- **PROBLEM**: Here are records with pictures in them. Copy all of them exactly and leave the pictures out.

- **RECORDS TO USE**:
######
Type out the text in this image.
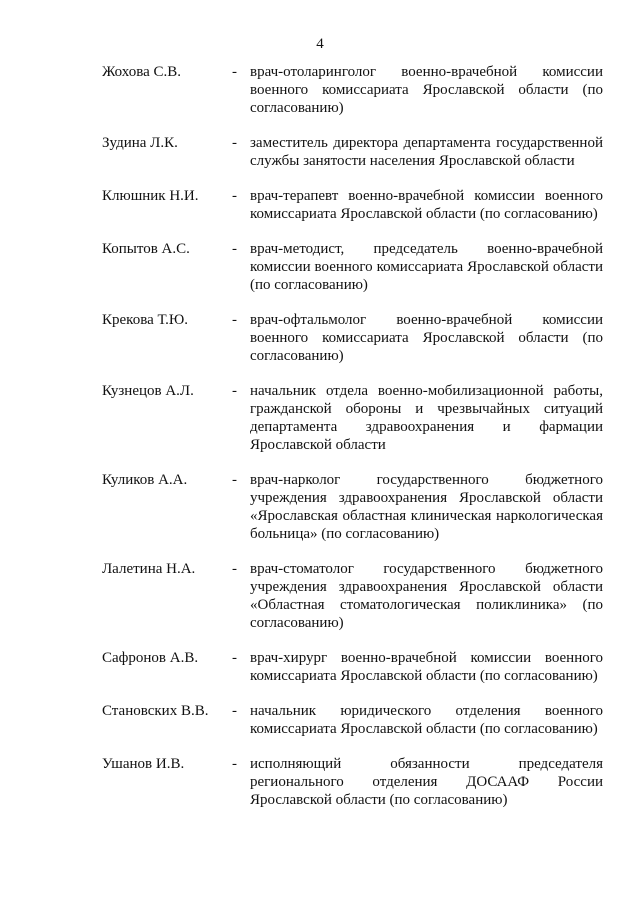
4
Жохова С.В.	- врач-отоларинголог военно-врачебной комиссии военного комиссариата Ярославской области (по согласованию)
Зудина Л.К.	- заместитель директора департамента государственной службы занятости населения Ярославской области
Клюшник Н.И. - врач-терапевт военно-врачебной комиссии военного комиссариата Ярославской области (по согласованию)
Копытов А.С.	- врач-методист, председатель военно-врачебной комиссии военного комиссариата Ярославской области (по согласованию)
Крекова Т.Ю.	- врач-офтальмолог военно-врачебной комиссии военного комиссариата Ярославской области (по согласованию)
Кузнецов А.Л.	- начальник отдела военно-мобилизационной работы, гражданской обороны и чрезвычайных ситуаций департамента здравоохранения и фармации Ярославской области
Куликов А.А.	- врач-нарколог государственного бюджетного учреждения здравоохранения Ярославской области «Ярославская областная клиническая наркологическая больница» (по согласованию)
Лалетина Н.А. - врач-стоматолог государственного бюджетного учреждения здравоохранения Ярославской области «Областная стоматологическая поликлиника» (по согласованию)
Сафронов А.В. - врач-хирург военно-врачебной комиссии военного комиссариата Ярославской области (по согласованию)
Становских В.В. - начальник юридического отделения военного комиссариата Ярославской области (по согласованию)
Ушанов И.В.	- исполняющий обязанности председателя регионального отделения ДОСААФ России Ярославской области (по согласованию)
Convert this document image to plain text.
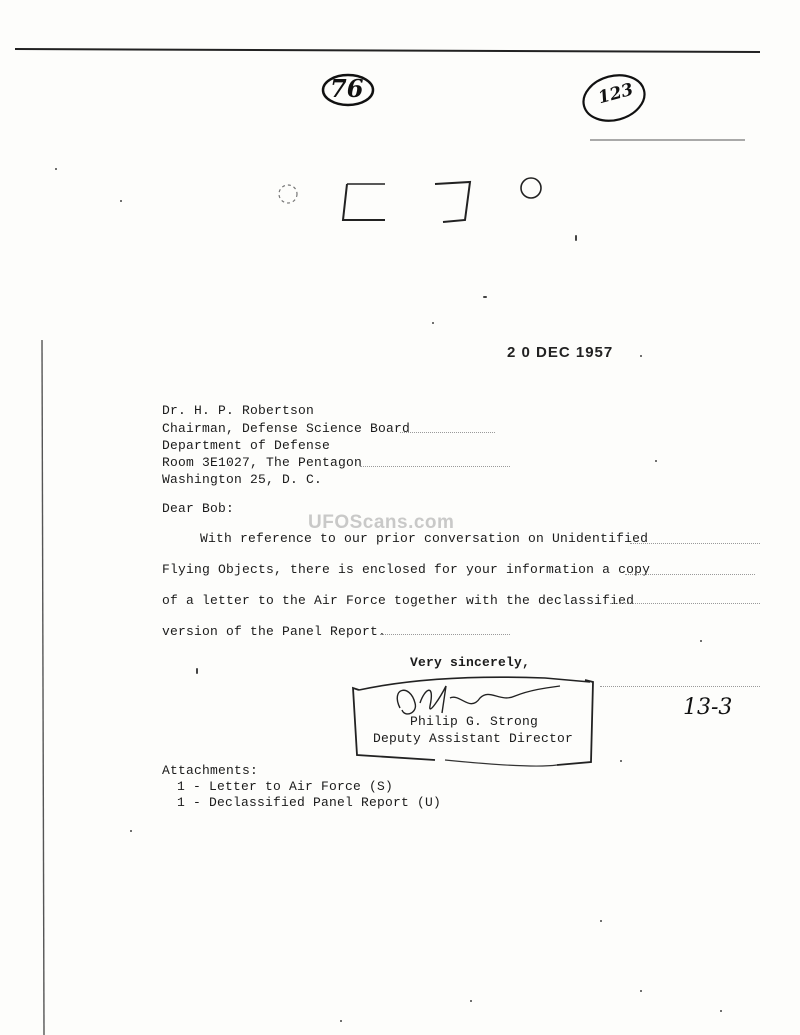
76	123
2 0 DEC 1957
Dr. H. P. Robertson
Chairman, Defense Science Board
Department of Defense
Room 3E1027, The Pentagon
Washington 25, D. C.
Dear Bob:
UFOScans.com
With reference to our prior conversation on Unidentified
Flying Objects, there is enclosed for your information a copy
of a letter to the Air Force together with the declassified
version of the Panel Report.
Very sincerely,
Philip G. Strong
Deputy Assistant Director
13-3
Attachments:
1 - Letter to Air Force (S)
1 - Declassified Panel Report (U)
######
- **SOLUTION TO THE EXERCISE**:
Type out the text in this image.
4
Жохова С.В.	- врач-отоларинголог военно-врачебной комиссии военного комиссариата Ярославской области (по согласованию)
Зудина Л.К.	- заместитель директора департамента государственной службы занятости населения Ярославской области
Клюшник Н.И. - врач-терапевт военно-врачебной комиссии военного комиссариата Ярославской области (по согласованию)
Копытов А.С.	- врач-методист, председатель военно-врачебной комиссии военного комиссариата Ярославской области (по согласованию)
Крекова Т.Ю.	- врач-офтальмолог военно-врачебной комиссии военного комиссариата Ярославской области (по согласованию)
Кузнецов А.Л.	- начальник отдела военно-мобилизационной работы, гражданской обороны и чрезвычайных ситуаций департамента здравоохранения и фармации Ярославской области
Куликов А.А.	- врач-нарколог государственного бюджетного учреждения здравоохранения Ярославской области «Ярославская областная клиническая наркологическая больница» (по согласованию)
Лалетина Н.А. - врач-стоматолог государственного бюджетного учреждения здравоохранения Ярославской области «Областная стоматологическая поликлиника» (по согласованию)
Сафронов А.В. - врач-хирург военно-врачебной комиссии военного комиссариата Ярославской области (по согласованию)
Становских В.В. - начальник юридического отделения военного комиссариата Ярославской области (по согласованию)
Ушанов И.В.	- исполняющий обязанности председателя регионального отделения ДОСААФ России Ярославской области (по согласованию)
Convert this document image to plain text.
76	123
2 0 DEC 1957
Dr. H. P. Robertson
Chairman, Defense Science Board
Department of Defense
Room 3E1027, The Pentagon
Washington 25, D. C.
Dear Bob:
UFOScans.com
With reference to our prior conversation on Unidentified
Flying Objects, there is enclosed for your information a copy
of a letter to the Air Force together with the declassified
version of the Panel Report.
Very sincerely,
Philip G. Strong
Deputy Assistant Director
13-3
Attachments:
1 - Letter to Air Force (S)
1 - Declassified Panel Report (U)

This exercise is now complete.